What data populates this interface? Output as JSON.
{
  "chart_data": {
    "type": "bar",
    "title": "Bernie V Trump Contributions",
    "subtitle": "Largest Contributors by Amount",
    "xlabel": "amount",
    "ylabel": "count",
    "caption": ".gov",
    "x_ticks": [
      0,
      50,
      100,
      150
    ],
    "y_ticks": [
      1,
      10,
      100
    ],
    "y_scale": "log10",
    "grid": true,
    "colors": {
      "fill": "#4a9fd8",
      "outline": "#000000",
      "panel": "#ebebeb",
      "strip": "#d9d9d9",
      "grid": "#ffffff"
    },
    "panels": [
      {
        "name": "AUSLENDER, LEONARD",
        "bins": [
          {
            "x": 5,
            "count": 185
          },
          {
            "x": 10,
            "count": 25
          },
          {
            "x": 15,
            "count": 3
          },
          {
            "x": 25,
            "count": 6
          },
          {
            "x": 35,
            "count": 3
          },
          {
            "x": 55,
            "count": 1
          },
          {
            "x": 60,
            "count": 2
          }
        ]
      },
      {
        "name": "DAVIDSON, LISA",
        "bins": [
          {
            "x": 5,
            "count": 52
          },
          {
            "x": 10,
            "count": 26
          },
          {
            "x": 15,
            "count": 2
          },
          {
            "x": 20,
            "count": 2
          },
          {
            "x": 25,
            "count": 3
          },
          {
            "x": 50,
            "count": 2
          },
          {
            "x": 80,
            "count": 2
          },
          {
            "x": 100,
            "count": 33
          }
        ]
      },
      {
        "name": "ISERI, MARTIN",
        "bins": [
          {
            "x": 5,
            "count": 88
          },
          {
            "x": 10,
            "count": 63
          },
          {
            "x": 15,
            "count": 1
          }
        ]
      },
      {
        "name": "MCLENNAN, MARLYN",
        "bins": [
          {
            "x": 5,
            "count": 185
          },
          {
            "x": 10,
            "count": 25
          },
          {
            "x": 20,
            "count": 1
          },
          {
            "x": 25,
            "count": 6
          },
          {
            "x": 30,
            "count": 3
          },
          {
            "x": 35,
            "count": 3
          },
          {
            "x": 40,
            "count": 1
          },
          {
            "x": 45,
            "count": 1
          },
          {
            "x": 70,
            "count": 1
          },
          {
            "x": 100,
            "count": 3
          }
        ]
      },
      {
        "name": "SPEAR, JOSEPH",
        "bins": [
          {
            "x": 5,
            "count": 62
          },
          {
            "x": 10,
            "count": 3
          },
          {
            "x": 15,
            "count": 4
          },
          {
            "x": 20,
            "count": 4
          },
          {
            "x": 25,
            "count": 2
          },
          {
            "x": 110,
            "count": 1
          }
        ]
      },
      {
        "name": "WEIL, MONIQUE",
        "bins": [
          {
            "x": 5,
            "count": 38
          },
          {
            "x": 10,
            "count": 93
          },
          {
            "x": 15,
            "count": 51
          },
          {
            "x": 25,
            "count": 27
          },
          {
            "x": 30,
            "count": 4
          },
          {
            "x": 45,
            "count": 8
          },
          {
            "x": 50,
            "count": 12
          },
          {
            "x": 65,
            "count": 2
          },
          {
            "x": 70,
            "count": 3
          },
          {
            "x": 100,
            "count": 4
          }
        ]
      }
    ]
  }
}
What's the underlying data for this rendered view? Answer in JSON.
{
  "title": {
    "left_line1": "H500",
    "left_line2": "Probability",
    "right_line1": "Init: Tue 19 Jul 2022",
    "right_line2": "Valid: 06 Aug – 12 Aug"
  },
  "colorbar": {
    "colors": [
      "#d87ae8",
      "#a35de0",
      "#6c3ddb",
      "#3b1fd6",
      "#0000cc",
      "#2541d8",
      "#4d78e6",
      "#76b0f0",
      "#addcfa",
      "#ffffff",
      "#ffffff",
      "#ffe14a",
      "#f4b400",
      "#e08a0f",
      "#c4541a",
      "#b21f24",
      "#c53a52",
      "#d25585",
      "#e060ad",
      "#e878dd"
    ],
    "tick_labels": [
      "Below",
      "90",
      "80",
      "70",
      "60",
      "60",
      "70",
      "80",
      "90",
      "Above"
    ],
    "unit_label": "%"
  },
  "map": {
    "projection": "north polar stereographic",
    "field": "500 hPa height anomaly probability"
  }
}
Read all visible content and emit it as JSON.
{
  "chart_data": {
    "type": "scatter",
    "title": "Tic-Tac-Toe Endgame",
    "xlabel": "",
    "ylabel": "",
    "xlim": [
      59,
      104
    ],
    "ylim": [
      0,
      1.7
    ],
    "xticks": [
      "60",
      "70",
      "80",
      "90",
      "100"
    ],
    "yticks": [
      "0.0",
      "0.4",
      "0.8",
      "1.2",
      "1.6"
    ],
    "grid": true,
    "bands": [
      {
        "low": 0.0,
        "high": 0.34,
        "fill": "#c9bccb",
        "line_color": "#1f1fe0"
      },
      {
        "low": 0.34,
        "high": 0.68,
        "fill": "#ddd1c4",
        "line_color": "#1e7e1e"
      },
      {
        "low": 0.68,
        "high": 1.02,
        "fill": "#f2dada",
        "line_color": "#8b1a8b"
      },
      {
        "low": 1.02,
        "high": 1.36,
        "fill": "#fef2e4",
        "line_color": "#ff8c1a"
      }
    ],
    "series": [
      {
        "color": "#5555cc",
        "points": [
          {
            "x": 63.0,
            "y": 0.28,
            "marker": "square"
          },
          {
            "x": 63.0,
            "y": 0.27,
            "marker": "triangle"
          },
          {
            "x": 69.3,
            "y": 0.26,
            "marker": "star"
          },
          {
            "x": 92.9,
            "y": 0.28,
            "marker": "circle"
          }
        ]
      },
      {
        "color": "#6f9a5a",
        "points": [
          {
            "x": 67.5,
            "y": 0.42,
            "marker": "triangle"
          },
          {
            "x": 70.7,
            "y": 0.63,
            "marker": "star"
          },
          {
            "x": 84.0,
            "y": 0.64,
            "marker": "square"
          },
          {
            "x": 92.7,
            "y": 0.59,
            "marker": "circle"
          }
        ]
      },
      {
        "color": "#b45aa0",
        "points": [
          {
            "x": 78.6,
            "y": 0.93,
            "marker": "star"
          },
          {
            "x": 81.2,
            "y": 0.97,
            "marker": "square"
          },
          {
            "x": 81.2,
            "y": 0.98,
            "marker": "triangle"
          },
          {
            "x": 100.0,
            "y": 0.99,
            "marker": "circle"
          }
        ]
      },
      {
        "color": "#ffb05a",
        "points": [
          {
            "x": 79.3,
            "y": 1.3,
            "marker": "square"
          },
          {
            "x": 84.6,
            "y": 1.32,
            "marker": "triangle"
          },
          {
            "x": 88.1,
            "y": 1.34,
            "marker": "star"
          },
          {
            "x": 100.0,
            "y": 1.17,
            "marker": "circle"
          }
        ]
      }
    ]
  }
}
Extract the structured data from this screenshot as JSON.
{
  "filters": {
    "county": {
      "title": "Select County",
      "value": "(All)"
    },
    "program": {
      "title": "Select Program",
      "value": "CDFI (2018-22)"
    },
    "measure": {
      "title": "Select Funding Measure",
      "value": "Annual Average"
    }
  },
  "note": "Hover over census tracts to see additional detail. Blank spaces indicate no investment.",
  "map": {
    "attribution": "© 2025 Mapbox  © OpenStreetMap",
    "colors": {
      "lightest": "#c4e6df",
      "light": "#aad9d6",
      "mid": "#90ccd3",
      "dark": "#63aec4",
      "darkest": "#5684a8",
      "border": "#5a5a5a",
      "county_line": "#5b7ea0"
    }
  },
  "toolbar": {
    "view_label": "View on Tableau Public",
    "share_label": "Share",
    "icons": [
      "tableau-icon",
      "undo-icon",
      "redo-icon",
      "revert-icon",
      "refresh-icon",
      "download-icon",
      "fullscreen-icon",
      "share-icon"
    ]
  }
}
• • • • •
GIVEN TASK:
The lines to reproduce run from the one that contains "Extract the structured" through the last line above; copy them exactly.

TASK ANSWER:
Extract the structured data from this screenshot as JSON.
{
  "filters": {
    "county": {
      "title": "Select County",
      "value": "(All)"
    },
    "program": {
      "title": "Select Program",
      "value": "CDFI (2018-22)"
    },
    "measure": {
      "title": "Select Funding Measure",
      "value": "Annual Average"
    }
  },
  "note": "Hover over census tracts to see additional detail. Blank spaces indicate no investment.",
  "map": {
    "attribution": "© 2025 Mapbox  © OpenStreetMap",
    "colors": {
      "lightest": "#c4e6df",
      "light": "#aad9d6",
      "mid": "#90ccd3",
      "dark": "#63aec4",
      "darkest": "#5684a8",
      "border": "#5a5a5a",
      "county_line": "#5b7ea0"
    }
  },
  "toolbar": {
    "view_label": "View on Tableau Public",
    "share_label": "Share",
    "icons": [
      "tableau-icon",
      "undo-icon",
      "redo-icon",
      "revert-icon",
      "refresh-icon",
      "download-icon",
      "fullscreen-icon",
      "share-icon"
    ]
  }
}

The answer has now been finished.